• _EXERCISE_:
Your task is to restate the data word for word.

--- START OF DATA ENTRIES ---

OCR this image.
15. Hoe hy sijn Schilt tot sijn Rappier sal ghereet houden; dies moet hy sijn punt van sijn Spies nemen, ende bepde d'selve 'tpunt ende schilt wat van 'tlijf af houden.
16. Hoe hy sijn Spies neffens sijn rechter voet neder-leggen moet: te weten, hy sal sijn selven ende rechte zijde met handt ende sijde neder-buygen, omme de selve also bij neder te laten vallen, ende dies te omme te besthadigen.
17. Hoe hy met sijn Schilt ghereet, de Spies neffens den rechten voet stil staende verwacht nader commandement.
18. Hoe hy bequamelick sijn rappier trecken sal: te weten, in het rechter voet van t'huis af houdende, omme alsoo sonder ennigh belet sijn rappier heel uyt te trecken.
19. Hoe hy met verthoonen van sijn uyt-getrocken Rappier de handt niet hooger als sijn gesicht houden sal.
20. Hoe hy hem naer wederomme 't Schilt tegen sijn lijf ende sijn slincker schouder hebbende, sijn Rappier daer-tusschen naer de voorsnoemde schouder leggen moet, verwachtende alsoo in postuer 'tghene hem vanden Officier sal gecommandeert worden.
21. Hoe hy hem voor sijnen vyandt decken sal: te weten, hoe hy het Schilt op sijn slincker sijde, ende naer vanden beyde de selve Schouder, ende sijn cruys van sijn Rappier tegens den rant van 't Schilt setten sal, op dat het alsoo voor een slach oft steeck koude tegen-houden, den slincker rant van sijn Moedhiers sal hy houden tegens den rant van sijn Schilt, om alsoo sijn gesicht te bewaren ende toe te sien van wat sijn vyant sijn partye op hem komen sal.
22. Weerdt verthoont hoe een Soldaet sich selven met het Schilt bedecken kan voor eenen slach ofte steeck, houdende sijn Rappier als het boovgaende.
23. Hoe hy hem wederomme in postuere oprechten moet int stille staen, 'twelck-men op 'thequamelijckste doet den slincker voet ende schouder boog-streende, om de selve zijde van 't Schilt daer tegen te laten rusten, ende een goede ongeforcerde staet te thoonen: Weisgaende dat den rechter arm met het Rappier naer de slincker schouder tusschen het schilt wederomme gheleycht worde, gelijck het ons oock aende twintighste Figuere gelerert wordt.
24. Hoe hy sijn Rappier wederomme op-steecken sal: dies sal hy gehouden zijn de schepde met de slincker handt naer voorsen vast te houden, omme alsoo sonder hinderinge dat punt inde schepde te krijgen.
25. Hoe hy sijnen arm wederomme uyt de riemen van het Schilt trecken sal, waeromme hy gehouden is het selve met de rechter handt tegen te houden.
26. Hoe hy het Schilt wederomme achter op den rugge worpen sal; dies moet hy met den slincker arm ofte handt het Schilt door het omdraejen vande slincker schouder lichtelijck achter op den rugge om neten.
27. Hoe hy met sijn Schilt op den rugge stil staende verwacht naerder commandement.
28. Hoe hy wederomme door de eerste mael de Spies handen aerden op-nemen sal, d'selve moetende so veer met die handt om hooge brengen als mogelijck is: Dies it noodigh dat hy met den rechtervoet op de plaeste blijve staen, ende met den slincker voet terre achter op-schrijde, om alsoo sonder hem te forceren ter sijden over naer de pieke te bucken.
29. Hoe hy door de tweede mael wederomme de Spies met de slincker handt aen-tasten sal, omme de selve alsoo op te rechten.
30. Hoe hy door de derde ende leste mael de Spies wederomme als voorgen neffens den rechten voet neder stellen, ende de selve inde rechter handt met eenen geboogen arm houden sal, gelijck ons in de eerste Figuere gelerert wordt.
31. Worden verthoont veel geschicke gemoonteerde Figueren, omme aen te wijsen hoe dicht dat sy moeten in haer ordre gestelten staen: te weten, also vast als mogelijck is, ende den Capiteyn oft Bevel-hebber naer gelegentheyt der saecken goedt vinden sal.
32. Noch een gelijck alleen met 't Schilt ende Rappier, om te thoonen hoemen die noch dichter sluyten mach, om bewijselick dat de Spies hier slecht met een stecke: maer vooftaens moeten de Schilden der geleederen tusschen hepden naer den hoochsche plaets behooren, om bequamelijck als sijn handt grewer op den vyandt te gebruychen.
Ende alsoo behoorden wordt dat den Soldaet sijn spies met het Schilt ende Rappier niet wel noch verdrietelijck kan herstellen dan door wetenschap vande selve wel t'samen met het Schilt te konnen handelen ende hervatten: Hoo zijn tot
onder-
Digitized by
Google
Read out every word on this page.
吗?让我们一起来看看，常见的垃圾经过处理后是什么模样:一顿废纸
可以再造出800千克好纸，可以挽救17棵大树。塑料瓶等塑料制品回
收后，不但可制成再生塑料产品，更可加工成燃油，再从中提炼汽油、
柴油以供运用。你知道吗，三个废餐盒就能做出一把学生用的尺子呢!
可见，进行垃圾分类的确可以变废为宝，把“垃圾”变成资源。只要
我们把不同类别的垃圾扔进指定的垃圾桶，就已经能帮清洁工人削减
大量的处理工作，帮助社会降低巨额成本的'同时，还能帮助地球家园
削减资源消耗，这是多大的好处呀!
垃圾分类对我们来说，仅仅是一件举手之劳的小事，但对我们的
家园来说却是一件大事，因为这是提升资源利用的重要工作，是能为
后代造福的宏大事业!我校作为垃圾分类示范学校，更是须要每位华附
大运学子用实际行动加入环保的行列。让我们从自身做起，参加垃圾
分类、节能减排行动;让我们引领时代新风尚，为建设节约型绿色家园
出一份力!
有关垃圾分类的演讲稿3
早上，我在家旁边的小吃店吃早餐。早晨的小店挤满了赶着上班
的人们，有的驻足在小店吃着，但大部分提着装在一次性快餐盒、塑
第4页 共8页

--- END OF DATA ENTRIES ---

• _SOLUTION_:
OCR this image.
15. Hoe hy sijn Schilt tot sijn Rappier sal ghereet houden; dies moet hy sijn punt van sijn Spies nemen, ende bepde d'selve 'tpunt ende schilt wat van 'tlijf af houden.
16. Hoe hy sijn Spies neffens sijn rechter voet neder-leggen moet: te weten, hy sal sijn selven ende rechte zijde met handt ende sijde neder-buygen, omme de selve also bij neder te laten vallen, ende dies te omme te besthadigen.
17. Hoe hy met sijn Schilt ghereet, de Spies neffens den rechten voet stil staende verwacht nader commandement.
18. Hoe hy bequamelick sijn rappier trecken sal: te weten, in het rechter voet van t'huis af houdende, omme alsoo sonder ennigh belet sijn rappier heel uyt te trecken.
19. Hoe hy met verthoonen van sijn uyt-getrocken Rappier de handt niet hooger als sijn gesicht houden sal.
20. Hoe hy hem naer wederomme 't Schilt tegen sijn lijf ende sijn slincker schouder hebbende, sijn Rappier daer-tusschen naer de voorsnoemde schouder leggen moet, verwachtende alsoo in postuer 'tghene hem vanden Officier sal gecommandeert worden.
21. Hoe hy hem voor sijnen vyandt decken sal: te weten, hoe hy het Schilt op sijn slincker sijde, ende naer vanden beyde de selve Schouder, ende sijn cruys van sijn Rappier tegens den rant van 't Schilt setten sal, op dat het alsoo voor een slach oft steeck koude tegen-houden, den slincker rant van sijn Moedhiers sal hy houden tegens den rant van sijn Schilt, om alsoo sijn gesicht te bewaren ende toe te sien van wat sijn vyant sijn partye op hem komen sal.
22. Weerdt verthoont hoe een Soldaet sich selven met het Schilt bedecken kan voor eenen slach ofte steeck, houdende sijn Rappier als het boovgaende.
23. Hoe hy hem wederomme in postuere oprechten moet int stille staen, 'twelck-men op 'thequamelijckste doet den slincker voet ende schouder boog-streende, om de selve zijde van 't Schilt daer tegen te laten rusten, ende een goede ongeforcerde staet te thoonen: Weisgaende dat den rechter arm met het Rappier naer de slincker schouder tusschen het schilt wederomme gheleycht worde, gelijck het ons oock aende twintighste Figuere gelerert wordt.
24. Hoe hy sijn Rappier wederomme op-steecken sal: dies sal hy gehouden zijn de schepde met de slincker handt naer voorsen vast te houden, omme alsoo sonder hinderinge dat punt inde schepde te krijgen.
25. Hoe hy sijnen arm wederomme uyt de riemen van het Schilt trecken sal, waeromme hy gehouden is het selve met de rechter handt tegen te houden.
26. Hoe hy het Schilt wederomme achter op den rugge worpen sal; dies moet hy met den slincker arm ofte handt het Schilt door het omdraejen vande slincker schouder lichtelijck achter op den rugge om neten.
27. Hoe hy met sijn Schilt op den rugge stil staende verwacht naerder commandement.
28. Hoe hy wederomme door de eerste mael de Spies handen aerden op-nemen sal, d'selve moetende so veer met die handt om hooge brengen als mogelijck is: Dies it noodigh dat hy met den rechtervoet op de plaeste blijve staen, ende met den slincker voet terre achter op-schrijde, om alsoo sonder hem te forceren ter sijden over naer de pieke te bucken.
29. Hoe hy door de tweede mael wederomme de Spies met de slincker handt aen-tasten sal, omme de selve alsoo op te rechten.
30. Hoe hy door de derde ende leste mael de Spies wederomme als voorgen neffens den rechten voet neder stellen, ende de selve inde rechter handt met eenen geboogen arm houden sal, gelijck ons in de eerste Figuere gelerert wordt.
31. Worden verthoont veel geschicke gemoonteerde Figueren, omme aen te wijsen hoe dicht dat sy moeten in haer ordre gestelten staen: te weten, also vast als mogelijck is, ende den Capiteyn oft Bevel-hebber naer gelegentheyt der saecken goedt vinden sal.
32. Noch een gelijck alleen met 't Schilt ende Rappier, om te thoonen hoemen die noch dichter sluyten mach, om bewijselick dat de Spies hier slecht met een stecke: maer vooftaens moeten de Schilden der geleederen tusschen hepden naer den hoochsche plaets behooren, om bequamelijck als sijn handt grewer op den vyandt te gebruychen.
Ende alsoo behoorden wordt dat den Soldaet sijn spies met het Schilt ende Rappier niet wel noch verdrietelijck kan herstellen dan door wetenschap vande selve wel t'samen met het Schilt te konnen handelen ende hervatten: Hoo zijn tot
onder-
Digitized by
Google
Read out every word on this page.
吗?让我们一起来看看，常见的垃圾经过处理后是什么模样:一顿废纸
可以再造出800千克好纸，可以挽救17棵大树。塑料瓶等塑料制品回
收后，不但可制成再生塑料产品，更可加工成燃油，再从中提炼汽油、
柴油以供运用。你知道吗，三个废餐盒就能做出一把学生用的尺子呢!
可见，进行垃圾分类的确可以变废为宝，把“垃圾”变成资源。只要
我们把不同类别的垃圾扔进指定的垃圾桶，就已经能帮清洁工人削减
大量的处理工作，帮助社会降低巨额成本的'同时，还能帮助地球家园
削减资源消耗，这是多大的好处呀!
垃圾分类对我们来说，仅仅是一件举手之劳的小事，但对我们的
家园来说却是一件大事，因为这是提升资源利用的重要工作，是能为
后代造福的宏大事业!我校作为垃圾分类示范学校，更是须要每位华附
大运学子用实际行动加入环保的行列。让我们从自身做起，参加垃圾
分类、节能减排行动;让我们引领时代新风尚，为建设节约型绿色家园
出一份力!
有关垃圾分类的演讲稿3
早上，我在家旁边的小吃店吃早餐。早晨的小店挤满了赶着上班
的人们，有的驻足在小店吃着，但大部分提着装在一次性快餐盒、塑
第4页 共8页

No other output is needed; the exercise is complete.